WHAT IS REQUIRED ::
Where a line in the listing below contains the word "뽐뿌이벤트", copy that line.

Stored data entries
========================================================================

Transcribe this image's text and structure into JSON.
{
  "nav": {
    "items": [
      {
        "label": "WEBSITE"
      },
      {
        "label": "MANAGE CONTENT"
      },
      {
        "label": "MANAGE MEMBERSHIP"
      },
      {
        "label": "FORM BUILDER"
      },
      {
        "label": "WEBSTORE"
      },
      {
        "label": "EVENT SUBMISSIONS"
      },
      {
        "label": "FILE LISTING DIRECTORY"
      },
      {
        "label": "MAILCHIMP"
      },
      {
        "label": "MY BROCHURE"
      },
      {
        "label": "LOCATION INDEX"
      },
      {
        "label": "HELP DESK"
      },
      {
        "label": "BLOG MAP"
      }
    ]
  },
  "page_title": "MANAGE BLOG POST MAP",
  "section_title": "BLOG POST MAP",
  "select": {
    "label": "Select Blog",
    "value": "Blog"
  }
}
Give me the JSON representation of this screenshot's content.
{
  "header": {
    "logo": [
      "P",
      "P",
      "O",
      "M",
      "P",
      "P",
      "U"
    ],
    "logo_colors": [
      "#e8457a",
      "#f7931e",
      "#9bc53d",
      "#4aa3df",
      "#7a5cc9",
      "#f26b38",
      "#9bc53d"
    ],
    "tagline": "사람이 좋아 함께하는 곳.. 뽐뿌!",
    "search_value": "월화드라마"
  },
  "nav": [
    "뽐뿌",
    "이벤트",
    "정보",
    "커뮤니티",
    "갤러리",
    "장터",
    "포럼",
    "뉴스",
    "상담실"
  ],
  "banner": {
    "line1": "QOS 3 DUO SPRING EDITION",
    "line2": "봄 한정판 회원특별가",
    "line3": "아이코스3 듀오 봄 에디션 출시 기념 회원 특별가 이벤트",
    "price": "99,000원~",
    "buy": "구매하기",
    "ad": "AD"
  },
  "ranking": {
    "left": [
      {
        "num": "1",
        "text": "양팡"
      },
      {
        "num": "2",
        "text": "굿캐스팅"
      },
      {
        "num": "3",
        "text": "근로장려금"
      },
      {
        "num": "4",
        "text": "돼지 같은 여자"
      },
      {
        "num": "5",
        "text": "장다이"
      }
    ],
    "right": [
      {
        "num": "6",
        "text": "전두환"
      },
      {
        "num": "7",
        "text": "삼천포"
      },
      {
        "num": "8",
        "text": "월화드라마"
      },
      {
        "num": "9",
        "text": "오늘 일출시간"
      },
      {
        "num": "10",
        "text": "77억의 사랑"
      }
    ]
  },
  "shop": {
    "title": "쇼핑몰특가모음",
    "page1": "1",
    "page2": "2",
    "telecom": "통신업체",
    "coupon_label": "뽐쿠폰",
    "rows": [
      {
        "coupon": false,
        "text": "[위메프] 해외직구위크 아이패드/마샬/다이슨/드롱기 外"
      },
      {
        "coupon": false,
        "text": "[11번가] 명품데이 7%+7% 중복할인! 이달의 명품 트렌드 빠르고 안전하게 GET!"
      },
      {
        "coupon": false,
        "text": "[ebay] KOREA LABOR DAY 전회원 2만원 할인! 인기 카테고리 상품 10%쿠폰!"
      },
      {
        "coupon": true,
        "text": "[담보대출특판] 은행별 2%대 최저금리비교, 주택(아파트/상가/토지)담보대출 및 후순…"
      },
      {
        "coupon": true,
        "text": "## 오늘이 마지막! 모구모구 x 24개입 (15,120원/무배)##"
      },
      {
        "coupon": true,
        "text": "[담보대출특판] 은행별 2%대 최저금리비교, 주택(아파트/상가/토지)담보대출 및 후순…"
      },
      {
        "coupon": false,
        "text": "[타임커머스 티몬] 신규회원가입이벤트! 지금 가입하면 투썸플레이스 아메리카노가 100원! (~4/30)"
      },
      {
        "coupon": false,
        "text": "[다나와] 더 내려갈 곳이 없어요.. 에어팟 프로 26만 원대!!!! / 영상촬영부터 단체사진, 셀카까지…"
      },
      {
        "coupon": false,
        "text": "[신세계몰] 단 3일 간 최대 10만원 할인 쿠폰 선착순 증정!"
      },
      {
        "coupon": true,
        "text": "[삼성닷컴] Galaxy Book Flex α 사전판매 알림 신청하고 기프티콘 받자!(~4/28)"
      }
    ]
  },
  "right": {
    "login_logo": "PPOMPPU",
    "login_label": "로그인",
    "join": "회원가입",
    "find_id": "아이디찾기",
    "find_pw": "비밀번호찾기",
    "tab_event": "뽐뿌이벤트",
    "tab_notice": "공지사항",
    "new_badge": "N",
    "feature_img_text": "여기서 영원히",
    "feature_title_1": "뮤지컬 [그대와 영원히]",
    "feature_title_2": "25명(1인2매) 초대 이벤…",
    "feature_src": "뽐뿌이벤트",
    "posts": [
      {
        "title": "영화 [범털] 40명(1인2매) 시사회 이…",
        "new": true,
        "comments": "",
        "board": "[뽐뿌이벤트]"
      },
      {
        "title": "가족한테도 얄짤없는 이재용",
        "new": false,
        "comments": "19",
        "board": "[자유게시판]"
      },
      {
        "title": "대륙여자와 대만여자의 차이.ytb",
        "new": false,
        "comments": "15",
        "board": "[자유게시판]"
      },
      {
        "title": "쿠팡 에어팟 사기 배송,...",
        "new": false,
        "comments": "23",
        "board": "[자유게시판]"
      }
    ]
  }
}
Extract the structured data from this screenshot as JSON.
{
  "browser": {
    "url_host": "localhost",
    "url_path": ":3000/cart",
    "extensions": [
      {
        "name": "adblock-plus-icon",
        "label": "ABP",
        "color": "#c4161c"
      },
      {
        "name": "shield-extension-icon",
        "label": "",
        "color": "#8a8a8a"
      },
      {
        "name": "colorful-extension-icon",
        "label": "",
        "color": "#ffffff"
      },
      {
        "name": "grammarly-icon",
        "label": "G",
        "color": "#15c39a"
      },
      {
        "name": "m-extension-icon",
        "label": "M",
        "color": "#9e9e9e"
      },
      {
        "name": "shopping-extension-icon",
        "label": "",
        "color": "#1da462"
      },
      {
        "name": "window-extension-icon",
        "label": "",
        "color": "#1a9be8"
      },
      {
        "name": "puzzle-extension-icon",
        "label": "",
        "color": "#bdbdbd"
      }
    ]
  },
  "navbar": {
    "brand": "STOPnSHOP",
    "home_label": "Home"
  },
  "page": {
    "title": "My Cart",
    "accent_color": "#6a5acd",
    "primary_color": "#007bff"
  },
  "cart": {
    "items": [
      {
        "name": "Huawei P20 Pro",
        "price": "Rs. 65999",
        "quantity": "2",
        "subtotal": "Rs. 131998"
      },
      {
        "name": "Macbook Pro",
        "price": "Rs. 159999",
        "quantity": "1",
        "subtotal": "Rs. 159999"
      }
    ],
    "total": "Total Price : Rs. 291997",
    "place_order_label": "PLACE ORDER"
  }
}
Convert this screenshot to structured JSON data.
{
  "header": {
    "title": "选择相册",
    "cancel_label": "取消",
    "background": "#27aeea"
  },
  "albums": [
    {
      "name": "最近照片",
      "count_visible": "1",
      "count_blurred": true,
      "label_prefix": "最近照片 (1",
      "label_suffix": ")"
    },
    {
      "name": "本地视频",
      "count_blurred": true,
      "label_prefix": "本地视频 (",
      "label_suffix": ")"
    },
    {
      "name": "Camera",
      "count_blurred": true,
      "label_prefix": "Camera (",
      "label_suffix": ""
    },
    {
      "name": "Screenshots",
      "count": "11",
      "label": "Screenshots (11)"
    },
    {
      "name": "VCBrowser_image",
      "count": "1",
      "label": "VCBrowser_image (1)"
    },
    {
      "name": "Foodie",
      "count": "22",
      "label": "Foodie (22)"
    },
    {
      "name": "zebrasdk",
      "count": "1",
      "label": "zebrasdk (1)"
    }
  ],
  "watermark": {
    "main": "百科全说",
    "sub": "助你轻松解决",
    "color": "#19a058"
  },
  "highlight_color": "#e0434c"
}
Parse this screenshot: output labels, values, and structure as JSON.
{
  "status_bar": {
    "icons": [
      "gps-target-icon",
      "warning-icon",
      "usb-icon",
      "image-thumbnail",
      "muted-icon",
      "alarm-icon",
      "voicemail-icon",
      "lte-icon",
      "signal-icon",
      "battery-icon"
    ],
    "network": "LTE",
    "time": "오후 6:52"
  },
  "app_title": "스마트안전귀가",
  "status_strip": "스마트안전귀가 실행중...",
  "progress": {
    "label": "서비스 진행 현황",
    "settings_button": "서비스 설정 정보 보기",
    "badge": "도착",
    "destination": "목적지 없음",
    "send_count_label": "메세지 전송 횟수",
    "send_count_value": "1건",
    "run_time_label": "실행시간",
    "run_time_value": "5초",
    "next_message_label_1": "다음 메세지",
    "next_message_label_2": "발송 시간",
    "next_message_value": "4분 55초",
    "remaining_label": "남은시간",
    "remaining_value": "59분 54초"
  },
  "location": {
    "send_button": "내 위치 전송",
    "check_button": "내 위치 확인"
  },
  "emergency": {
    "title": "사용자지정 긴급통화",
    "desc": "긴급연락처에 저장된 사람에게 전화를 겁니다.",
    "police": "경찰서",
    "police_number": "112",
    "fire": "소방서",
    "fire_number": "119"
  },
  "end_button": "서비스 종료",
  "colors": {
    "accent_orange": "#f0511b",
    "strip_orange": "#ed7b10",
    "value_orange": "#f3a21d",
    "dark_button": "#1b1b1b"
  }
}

========================================================================

OUTPUT OF THE EXERCISE ::
    "tab_event": "뽐뿌이벤트",
    "feature_src": "뽐뿌이벤트",
        "board": "[뽐뿌이벤트]"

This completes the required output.